**Entries taken from a collection:**
>> start

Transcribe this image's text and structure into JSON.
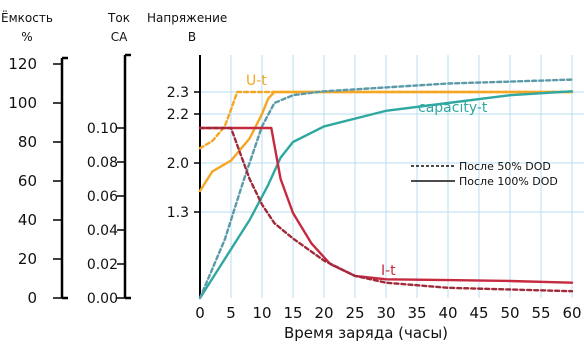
{
  "chart_data": {
    "type": "line",
    "axes": {
      "capacity": {
        "title_line1": "Ёмкость",
        "title_line2": "%",
        "ticks": [
          "0",
          "20",
          "40",
          "60",
          "80",
          "100",
          "120"
        ],
        "range": [
          0,
          120
        ]
      },
      "current": {
        "title_line1": "Ток",
        "title_line2": "CA",
        "ticks": [
          "0.00",
          "0.02",
          "0.04",
          "0.06",
          "0.08",
          "0.10"
        ],
        "range": [
          0,
          0.1
        ]
      },
      "voltage": {
        "title_line1": "Напряжение",
        "title_line2": "В",
        "ticks": [
          "1.3",
          "2.0",
          "2.2",
          "2.3"
        ]
      }
    },
    "xlabel": "Время заряда (часы)",
    "x_ticks": [
      "0",
      "5",
      "10",
      "15",
      "20",
      "25",
      "30",
      "35",
      "40",
      "45",
      "50",
      "55",
      "60"
    ],
    "xlim": [
      0,
      60
    ],
    "grid": true,
    "series": [
      {
        "name": "U-t",
        "label": "U-t",
        "color": "#f5a623",
        "style": "solid",
        "unit": "V",
        "x": [
          0,
          2,
          5,
          8,
          10,
          11,
          12,
          20,
          40,
          60
        ],
        "y": [
          1.6,
          1.88,
          2.01,
          2.1,
          2.2,
          2.27,
          2.3,
          2.3,
          2.3,
          2.3
        ]
      },
      {
        "name": "U-t (50% DOD)",
        "color": "#f5a623",
        "style": "dashed",
        "unit": "V",
        "x": [
          0,
          2,
          4,
          5,
          6,
          10,
          20,
          60
        ],
        "y": [
          2.06,
          2.09,
          2.15,
          2.22,
          2.3,
          2.3,
          2.3,
          2.3
        ]
      },
      {
        "name": "capacity-t",
        "label": "capacity-t",
        "color": "#2ea8a0",
        "style": "solid",
        "unit": "%",
        "x": [
          0,
          4,
          8,
          11,
          13,
          15,
          20,
          30,
          40,
          50,
          60
        ],
        "y": [
          0,
          20,
          40,
          58,
          72,
          80,
          88,
          96,
          100,
          104,
          106
        ]
      },
      {
        "name": "capacity-t (50% DOD)",
        "color": "#5b9aa8",
        "style": "dashed",
        "unit": "%",
        "x": [
          0,
          4,
          7,
          10,
          12,
          15,
          20,
          30,
          40,
          50,
          60
        ],
        "y": [
          0,
          30,
          60,
          88,
          100,
          104,
          106,
          108,
          110,
          111,
          112
        ]
      },
      {
        "name": "I-t",
        "label": "I-t",
        "color": "#c62a3f",
        "style": "solid",
        "unit": "CA",
        "x": [
          0,
          10,
          11.5,
          12,
          13,
          15,
          18,
          21,
          25,
          30,
          40,
          50,
          60
        ],
        "y": [
          0.1,
          0.1,
          0.1,
          0.09,
          0.07,
          0.05,
          0.032,
          0.02,
          0.013,
          0.011,
          0.0105,
          0.01,
          0.009
        ]
      },
      {
        "name": "I-t (50% DOD)",
        "color": "#a02a3a",
        "style": "dashed",
        "unit": "CA",
        "x": [
          0,
          5,
          6,
          8,
          10,
          12,
          15,
          20,
          25,
          30,
          40,
          50,
          60
        ],
        "y": [
          0.1,
          0.1,
          0.09,
          0.07,
          0.055,
          0.044,
          0.035,
          0.022,
          0.013,
          0.009,
          0.006,
          0.005,
          0.004
        ]
      }
    ],
    "legend": {
      "placement": "middle-right",
      "items": [
        {
          "label": "После 50% DOD",
          "style": "dashed"
        },
        {
          "label": "После 100% DOD",
          "style": "solid"
        }
      ]
    }
  }
}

>> end

**DIRECTIONS:** Copy all of the entries verbatim, leaving out any pictures they contain.

**TASK RESULT:**
Transcribe this image's text and structure into JSON.
{
  "chart_data": {
    "type": "line",
    "axes": {
      "capacity": {
        "title_line1": "Ёмкость",
        "title_line2": "%",
        "ticks": [
          "0",
          "20",
          "40",
          "60",
          "80",
          "100",
          "120"
        ],
        "range": [
          0,
          120
        ]
      },
      "current": {
        "title_line1": "Ток",
        "title_line2": "CA",
        "ticks": [
          "0.00",
          "0.02",
          "0.04",
          "0.06",
          "0.08",
          "0.10"
        ],
        "range": [
          0,
          0.1
        ]
      },
      "voltage": {
        "title_line1": "Напряжение",
        "title_line2": "В",
        "ticks": [
          "1.3",
          "2.0",
          "2.2",
          "2.3"
        ]
      }
    },
    "xlabel": "Время заряда (часы)",
    "x_ticks": [
      "0",
      "5",
      "10",
      "15",
      "20",
      "25",
      "30",
      "35",
      "40",
      "45",
      "50",
      "55",
      "60"
    ],
    "xlim": [
      0,
      60
    ],
    "grid": true,
    "series": [
      {
        "name": "U-t",
        "label": "U-t",
        "color": "#f5a623",
        "style": "solid",
        "unit": "V",
        "x": [
          0,
          2,
          5,
          8,
          10,
          11,
          12,
          20,
          40,
          60
        ],
        "y": [
          1.6,
          1.88,
          2.01,
          2.1,
          2.2,
          2.27,
          2.3,
          2.3,
          2.3,
          2.3
        ]
      },
      {
        "name": "U-t (50% DOD)",
        "color": "#f5a623",
        "style": "dashed",
        "unit": "V",
        "x": [
          0,
          2,
          4,
          5,
          6,
          10,
          20,
          60
        ],
        "y": [
          2.06,
          2.09,
          2.15,
          2.22,
          2.3,
          2.3,
          2.3,
          2.3
        ]
      },
      {
        "name": "capacity-t",
        "label": "capacity-t",
        "color": "#2ea8a0",
        "style": "solid",
        "unit": "%",
        "x": [
          0,
          4,
          8,
          11,
          13,
          15,
          20,
          30,
          40,
          50,
          60
        ],
        "y": [
          0,
          20,
          40,
          58,
          72,
          80,
          88,
          96,
          100,
          104,
          106
        ]
      },
      {
        "name": "capacity-t (50% DOD)",
        "color": "#5b9aa8",
        "style": "dashed",
        "unit": "%",
        "x": [
          0,
          4,
          7,
          10,
          12,
          15,
          20,
          30,
          40,
          50,
          60
        ],
        "y": [
          0,
          30,
          60,
          88,
          100,
          104,
          106,
          108,
          110,
          111,
          112
        ]
      },
      {
        "name": "I-t",
        "label": "I-t",
        "color": "#c62a3f",
        "style": "solid",
        "unit": "CA",
        "x": [
          0,
          10,
          11.5,
          12,
          13,
          15,
          18,
          21,
          25,
          30,
          40,
          50,
          60
        ],
        "y": [
          0.1,
          0.1,
          0.1,
          0.09,
          0.07,
          0.05,
          0.032,
          0.02,
          0.013,
          0.011,
          0.0105,
          0.01,
          0.009
        ]
      },
      {
        "name": "I-t (50% DOD)",
        "color": "#a02a3a",
        "style": "dashed",
        "unit": "CA",
        "x": [
          0,
          5,
          6,
          8,
          10,
          12,
          15,
          20,
          25,
          30,
          40,
          50,
          60
        ],
        "y": [
          0.1,
          0.1,
          0.09,
          0.07,
          0.055,
          0.044,
          0.035,
          0.022,
          0.013,
          0.009,
          0.006,
          0.005,
          0.004
        ]
      }
    ],
    "legend": {
      "placement": "middle-right",
      "items": [
        {
          "label": "После 50% DOD",
          "style": "dashed"
        },
        {
          "label": "После 100% DOD",
          "style": "solid"
        }
      ]
    }
  }
}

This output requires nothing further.